REQUIRED TASK —
Extract each line of the material that follows exactly and omit its pictures.
=== MATERIAL FOR THE TASK ===
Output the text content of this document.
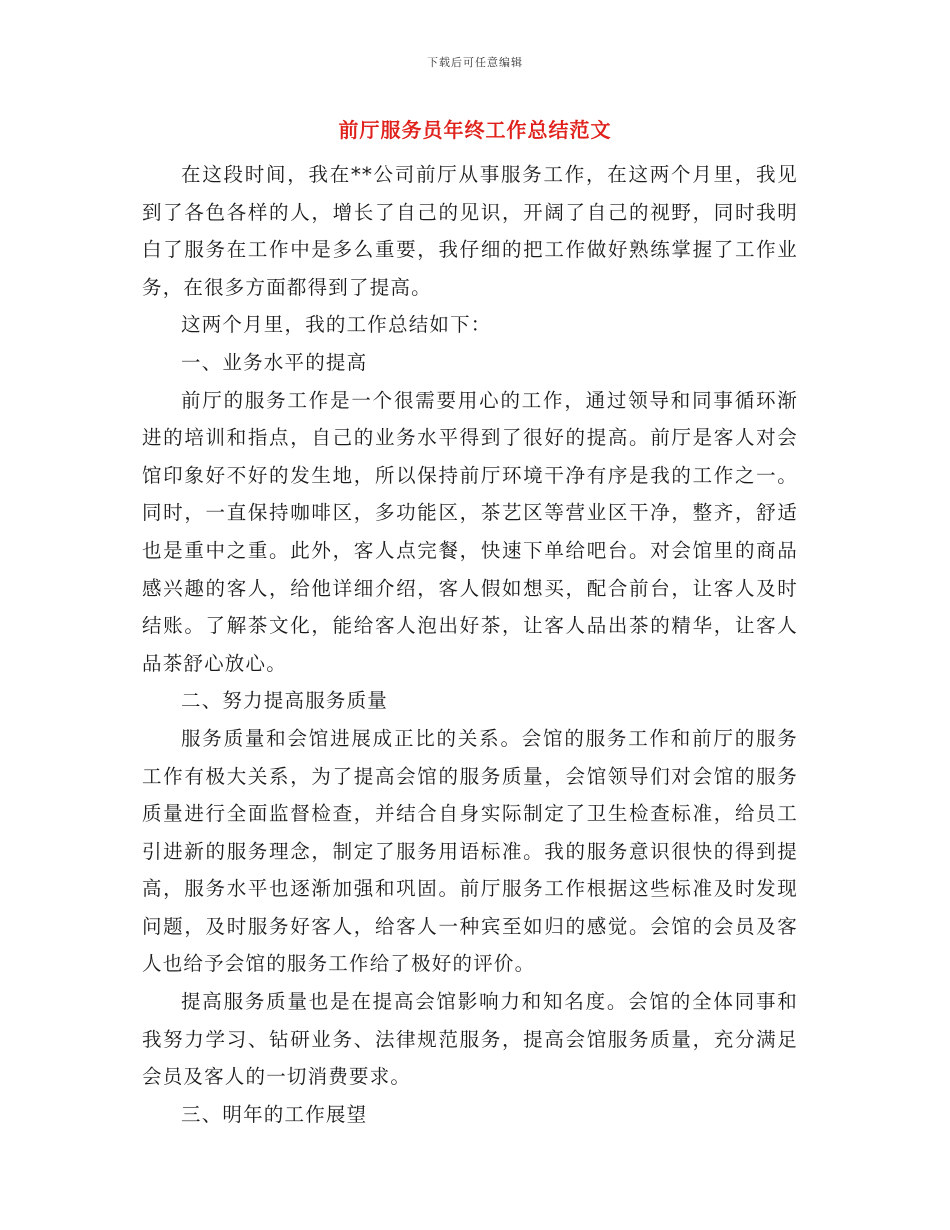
下载后可任意编辑
前厅服务员年终工作总结范文

在这段时间，我在**公司前厅从事服务工作，在这两个月里，我见到了各色各样的人，增长了自己的见识，开阔了自己的视野，同时我明白了服务在工作中是多么重要，我仔细的把工作做好熟练掌握了工作业务，在很多方面都得到了提高。

这两个月里，我的工作总结如下：

一、业务水平的提高

前厅的服务工作是一个很需要用心的工作，通过领导和同事循环渐进的培训和指点，自己的业务水平得到了很好的提高。前厅是客人对会馆印象好不好的发生地，所以保持前厅环境干净有序是我的工作之一。同时，一直保持咖啡区，多功能区，茶艺区等营业区干净，整齐，舒适也是重中之重。此外，客人点完餐，快速下单给吧台。对会馆里的商品感兴趣的客人，给他详细介绍，客人假如想买，配合前台，让客人及时结账。了解茶文化，能给客人泡出好茶，让客人品出茶的精华，让客人品茶舒心放心。

二、努力提高服务质量

服务质量和会馆进展成正比的关系。会馆的服务工作和前厅的服务工作有极大关系，为了提高会馆的服务质量，会馆领导们对会馆的服务质量进行全面监督检查，并结合自身实际制定了卫生检查标准，给员工引进新的服务理念，制定了服务用语标准。我的服务意识很快的得到提高，服务水平也逐渐加强和巩固。前厅服务工作根据这些标准及时发现问题，及时服务好客人，给客人一种宾至如归的感觉。会馆的会员及客人也给予会馆的服务工作给了极好的评价。

提高服务质量也是在提高会馆影响力和知名度。会馆的全体同事和我努力学习、钻研业务、法律规范服务，提高会馆服务质量，充分满足会员及客人的一切消费要求。

三、明年的工作展望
===
PROBLEM SOLUTION —
Output the text content of this document.
下载后可任意编辑
前厅服务员年终工作总结范文

在这段时间，我在**公司前厅从事服务工作，在这两个月里，我见到了各色各样的人，增长了自己的见识，开阔了自己的视野，同时我明白了服务在工作中是多么重要，我仔细的把工作做好熟练掌握了工作业务，在很多方面都得到了提高。

这两个月里，我的工作总结如下：

一、业务水平的提高

前厅的服务工作是一个很需要用心的工作，通过领导和同事循环渐进的培训和指点，自己的业务水平得到了很好的提高。前厅是客人对会馆印象好不好的发生地，所以保持前厅环境干净有序是我的工作之一。同时，一直保持咖啡区，多功能区，茶艺区等营业区干净，整齐，舒适也是重中之重。此外，客人点完餐，快速下单给吧台。对会馆里的商品感兴趣的客人，给他详细介绍，客人假如想买，配合前台，让客人及时结账。了解茶文化，能给客人泡出好茶，让客人品出茶的精华，让客人品茶舒心放心。

二、努力提高服务质量

服务质量和会馆进展成正比的关系。会馆的服务工作和前厅的服务工作有极大关系，为了提高会馆的服务质量，会馆领导们对会馆的服务质量进行全面监督检查，并结合自身实际制定了卫生检查标准，给员工引进新的服务理念，制定了服务用语标准。我的服务意识很快的得到提高，服务水平也逐渐加强和巩固。前厅服务工作根据这些标准及时发现问题，及时服务好客人，给客人一种宾至如归的感觉。会馆的会员及客人也给予会馆的服务工作给了极好的评价。

提高服务质量也是在提高会馆影响力和知名度。会馆的全体同事和我努力学习、钻研业务、法律规范服务，提高会馆服务质量，充分满足会员及客人的一切消费要求。

三、明年的工作展望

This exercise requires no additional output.